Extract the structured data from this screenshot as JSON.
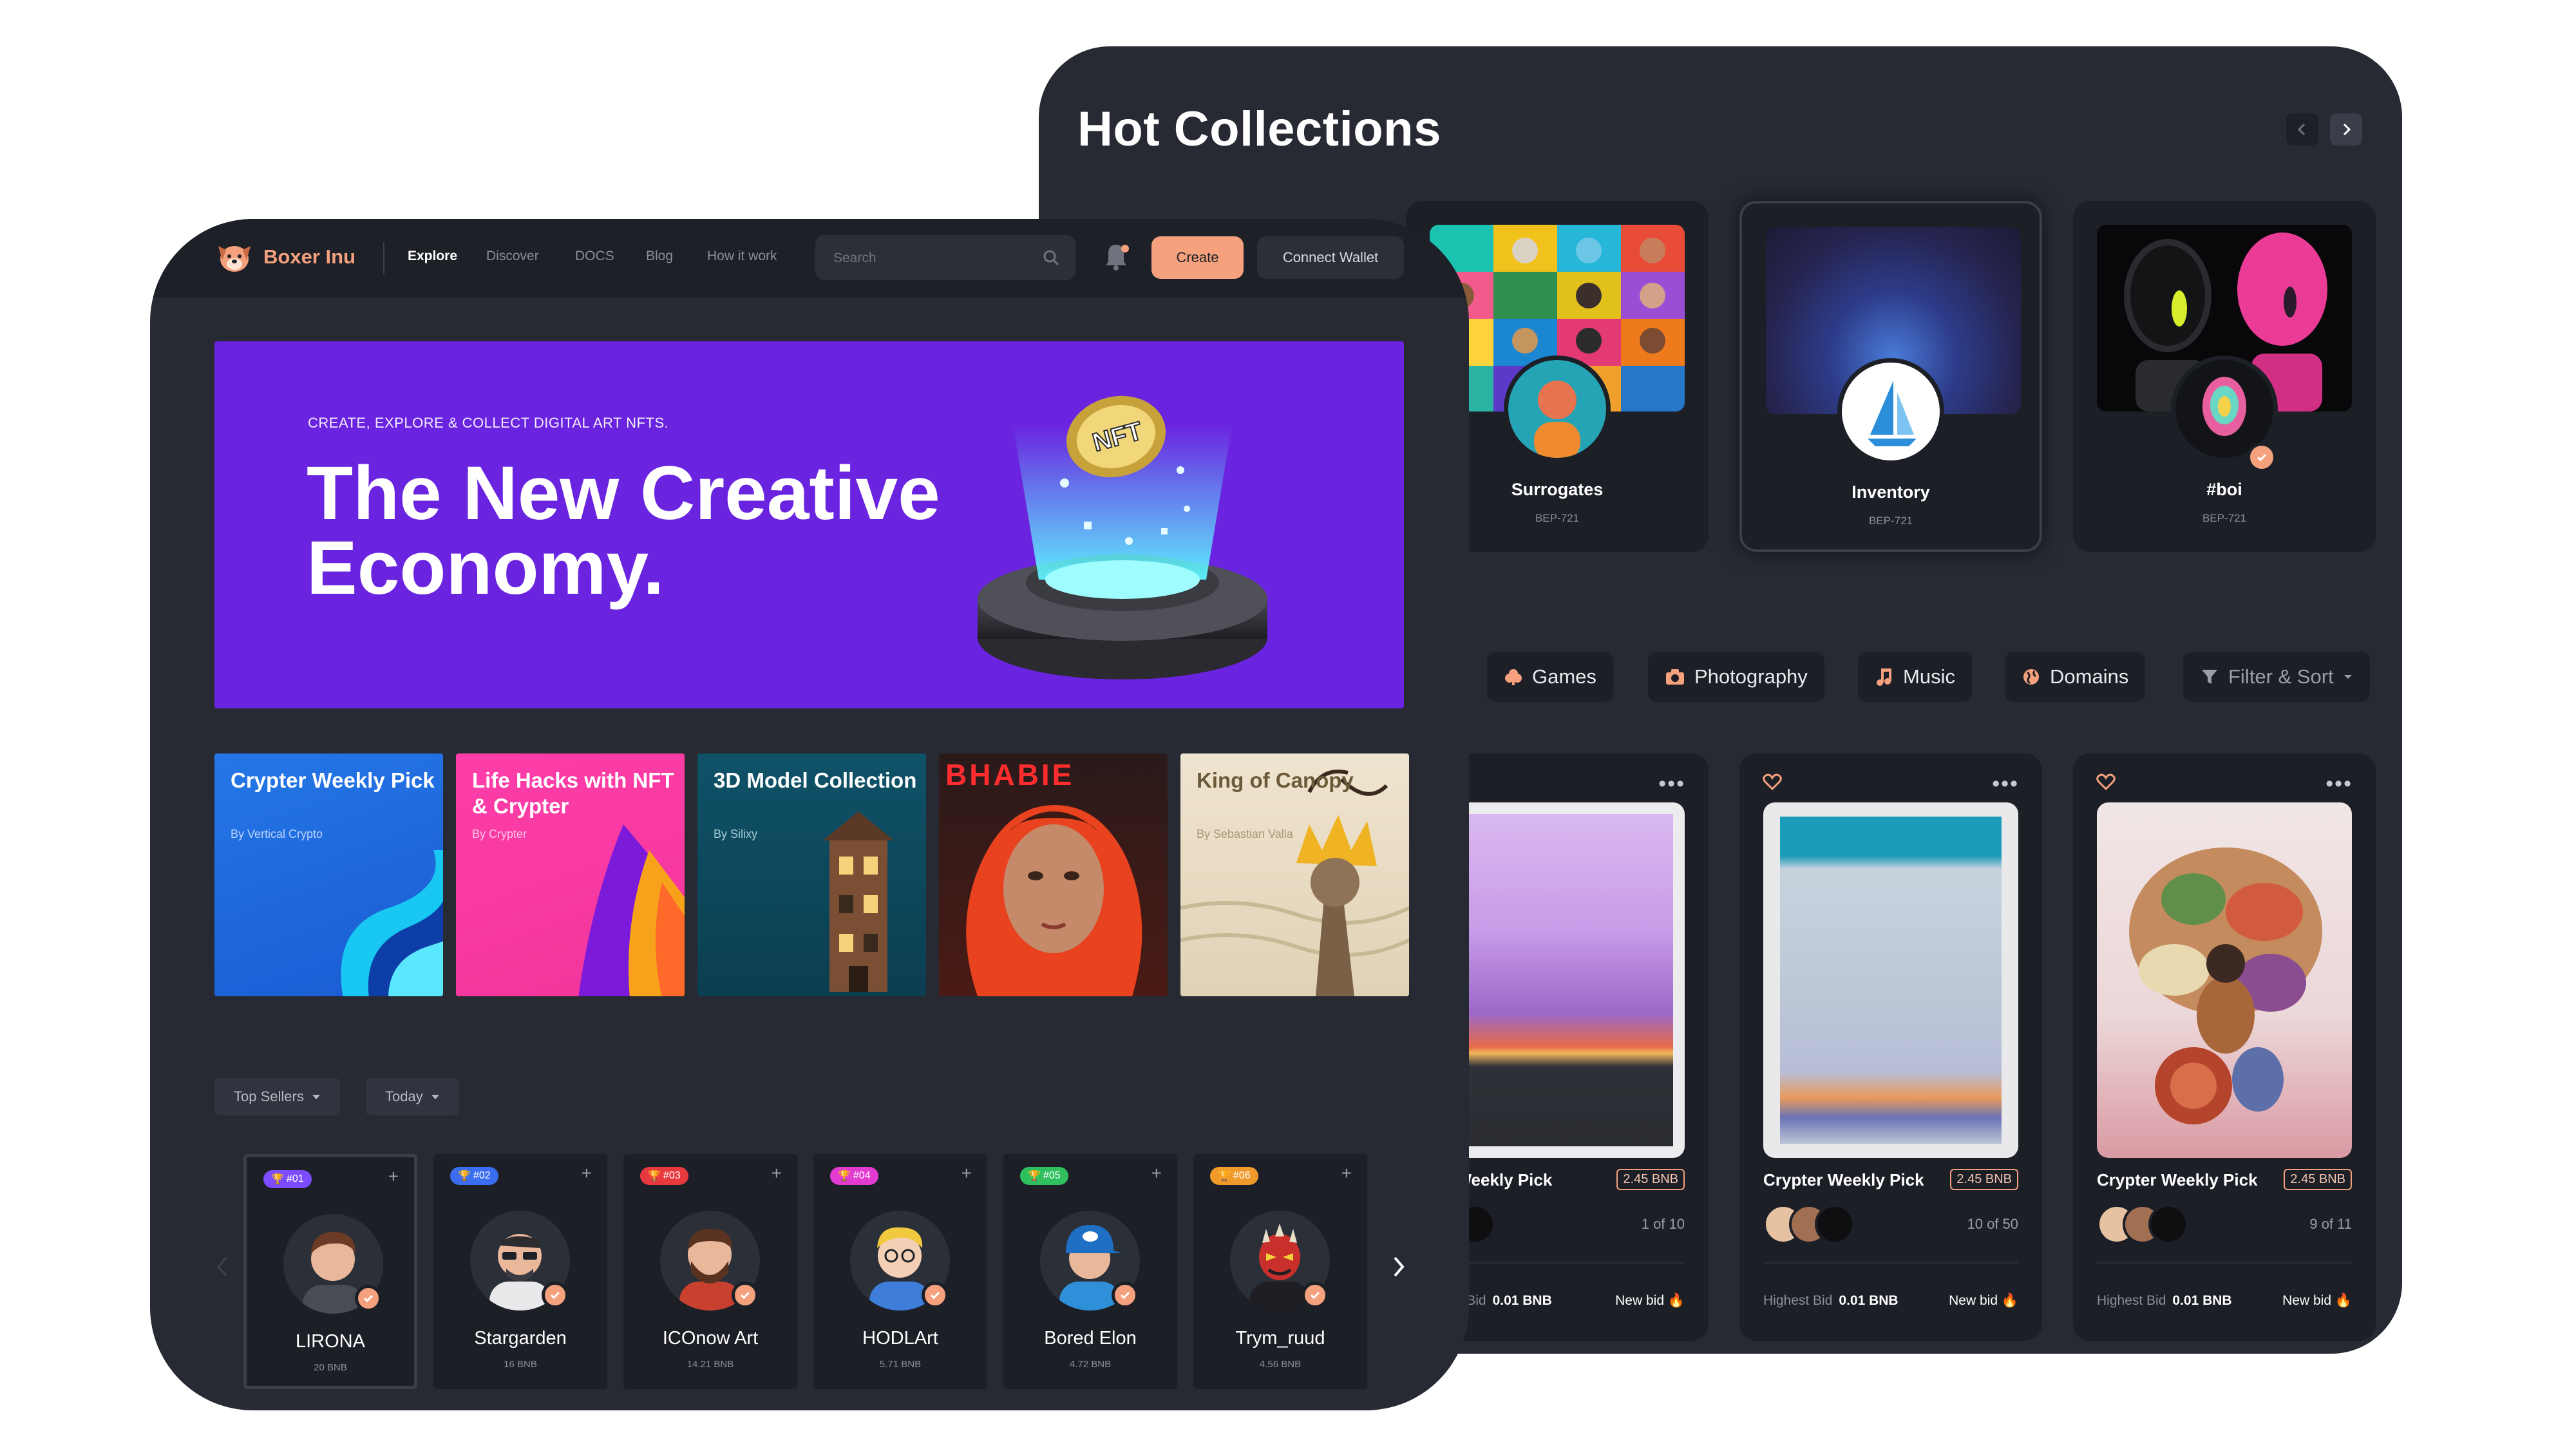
{
  "hot_collections": {
    "title": "Hot Collections",
    "prev_icon": "chevron-left-icon",
    "next_icon": "chevron-right-icon",
    "collections": [
      {
        "name": "Surrogates",
        "standard": "BEP-721"
      },
      {
        "name": "Inventory",
        "standard": "BEP-721"
      },
      {
        "name": "#boi",
        "standard": "BEP-721"
      }
    ]
  },
  "categories": [
    {
      "label": "Games",
      "icon": "spade-icon"
    },
    {
      "label": "Photography",
      "icon": "camera-icon"
    },
    {
      "label": "Music",
      "icon": "music-note-icon"
    },
    {
      "label": "Domains",
      "icon": "globe-icon"
    },
    {
      "label": "Filter & Sort",
      "icon": "funnel-icon"
    }
  ],
  "artworks": [
    {
      "title": "Crypter Weekly Pick",
      "title_shown": "ter Weekly Pick",
      "price": "2.45 BNB",
      "count": "1 of 10",
      "bid_label": "ghest Bid",
      "bid_value": "0.01 BNB",
      "new_bid": "New bid 🔥"
    },
    {
      "title": "Crypter Weekly Pick",
      "price": "2.45 BNB",
      "count": "10 of 50",
      "bid_label": "Highest Bid",
      "bid_value": "0.01 BNB",
      "new_bid": "New bid 🔥"
    },
    {
      "title": "Crypter Weekly Pick",
      "price": "2.45 BNB",
      "count": "9 of 11",
      "bid_label": "Highest Bid",
      "bid_value": "0.01 BNB",
      "new_bid": "New bid 🔥"
    }
  ],
  "topbar": {
    "brand": "Boxer Inu",
    "nav": [
      "Explore",
      "Discover",
      "DOCS",
      "Blog",
      "How it work"
    ],
    "search_placeholder": "Search",
    "create_label": "Create",
    "wallet_label": "Connect Wallet"
  },
  "hero": {
    "eyebrow": "CREATE, EXPLORE & COLLECT DIGITAL ART NFTS.",
    "title": "The New Creative Economy.",
    "coin_text": "NFT"
  },
  "featured": [
    {
      "title": "Crypter Weekly Pick",
      "by": "By Vertical Crypto",
      "bg": "#1e6fe0"
    },
    {
      "title": "Life Hacks with NFT & Crypter",
      "by": "By Crypter",
      "bg": "#f0389a"
    },
    {
      "title": "3D Model Collection",
      "by": "By Silixy",
      "bg": "#0f4e62"
    },
    {
      "title": "",
      "by": "",
      "bg": "#2a1a1a",
      "art_text": "BHABIE"
    },
    {
      "title": "King of Canopy",
      "by": "By Sebastian Valla",
      "bg": "#e7dbc4"
    }
  ],
  "sellers_filter": {
    "primary": "Top Sellers",
    "period": "Today"
  },
  "sellers": [
    {
      "rank": "#01",
      "name": "LIRONA",
      "amount": "20 BNB",
      "color": "#7b4dff"
    },
    {
      "rank": "#02",
      "name": "Stargarden",
      "amount": "16 BNB",
      "color": "#3b6df0"
    },
    {
      "rank": "#03",
      "name": "ICOnow Art",
      "amount": "14.21 BNB",
      "color": "#e8393f"
    },
    {
      "rank": "#04",
      "name": "HODLArt",
      "amount": "5.71 BNB",
      "color": "#e23bd1"
    },
    {
      "rank": "#05",
      "name": "Bored Elon",
      "amount": "4.72 BNB",
      "color": "#2fbf5f"
    },
    {
      "rank": "#06",
      "name": "Trym_ruud",
      "amount": "4.56 BNB",
      "color": "#f09a2b"
    }
  ],
  "colors": {
    "accent": "#f5a17e",
    "panel": "#272a33",
    "card": "#1c1f26",
    "hero": "#6a24e0"
  }
}
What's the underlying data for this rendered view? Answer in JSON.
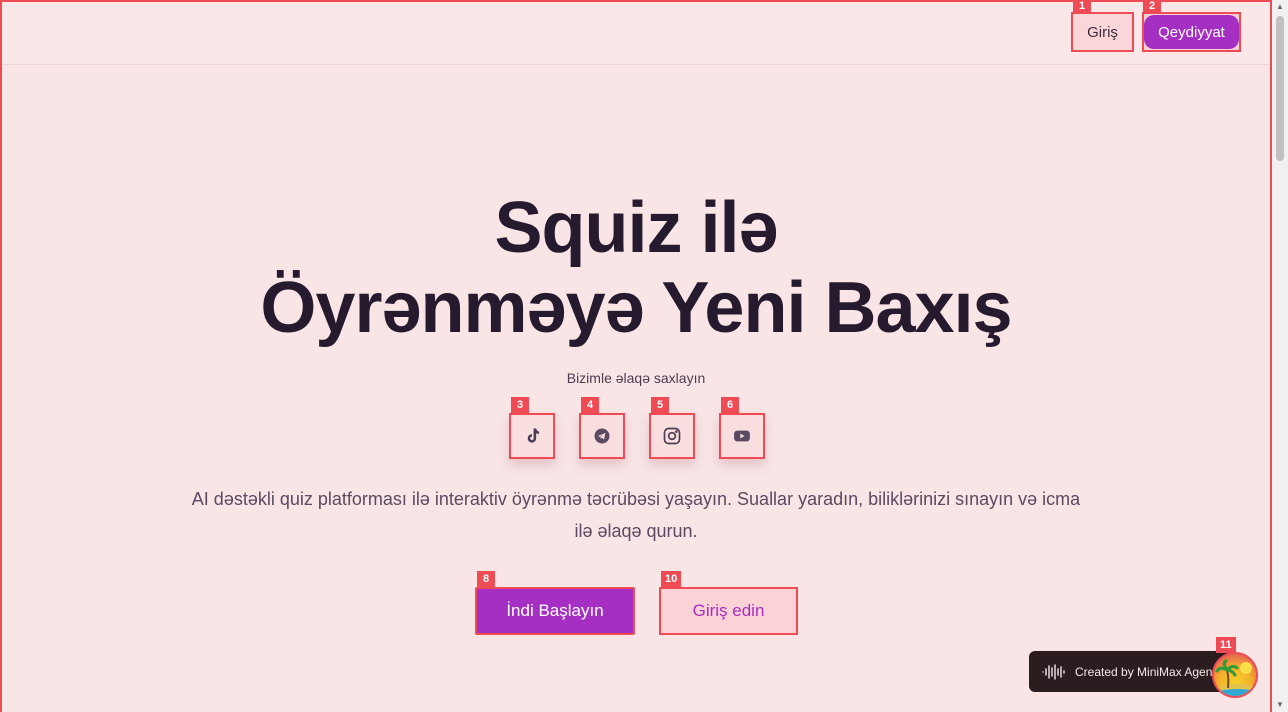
{
  "header": {
    "login_label": "Giriş",
    "register_label": "Qeydiyyat"
  },
  "hero": {
    "title_line1": "Squiz ilə",
    "title_line2": "Öyrənməyə Yeni Baxış",
    "contact_label": "Bizimle əlaqə saxlayın",
    "description": "AI dəstəkli quiz platforması ilə interaktiv öyrənmə təcrübəsi yaşayın. Suallar yaradın, biliklərinizi sınayın və icma ilə əlaqə qurun.",
    "start_label": "İndi Başlayın",
    "login_label": "Giriş edin"
  },
  "social": [
    {
      "icon": "tiktok-icon"
    },
    {
      "icon": "telegram-icon"
    },
    {
      "icon": "instagram-icon"
    },
    {
      "icon": "youtube-icon"
    }
  ],
  "badges": [
    "1",
    "2",
    "3",
    "4",
    "5",
    "6",
    "8",
    "10",
    "11"
  ],
  "footer_widget": {
    "text": "Created by MiniMax Agent",
    "icon": "waveform-icon"
  },
  "colors": {
    "background": "#f9e5e6",
    "accent": "#a62fc3",
    "annotation": "#ef4b55",
    "text_dark": "#261a2e"
  }
}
* * *
Exercise:
Reproduce the lines from the line with "What's the underlying" through the last line of the entries exactly, including both ends and excluding pictures.

Problem solution:
What's the underlying data for this rendered view? Answer in JSON.
{
  "header": {
    "login_label": "Giriş",
    "register_label": "Qeydiyyat"
  },
  "hero": {
    "title_line1": "Squiz ilə",
    "title_line2": "Öyrənməyə Yeni Baxış",
    "contact_label": "Bizimle əlaqə saxlayın",
    "description": "AI dəstəkli quiz platforması ilə interaktiv öyrənmə təcrübəsi yaşayın. Suallar yaradın, biliklərinizi sınayın və icma ilə əlaqə qurun.",
    "start_label": "İndi Başlayın",
    "login_label": "Giriş edin"
  },
  "social": [
    {
      "icon": "tiktok-icon"
    },
    {
      "icon": "telegram-icon"
    },
    {
      "icon": "instagram-icon"
    },
    {
      "icon": "youtube-icon"
    }
  ],
  "badges": [
    "1",
    "2",
    "3",
    "4",
    "5",
    "6",
    "8",
    "10",
    "11"
  ],
  "footer_widget": {
    "text": "Created by MiniMax Agent",
    "icon": "waveform-icon"
  },
  "colors": {
    "background": "#f9e5e6",
    "accent": "#a62fc3",
    "annotation": "#ef4b55",
    "text_dark": "#261a2e"
  }
}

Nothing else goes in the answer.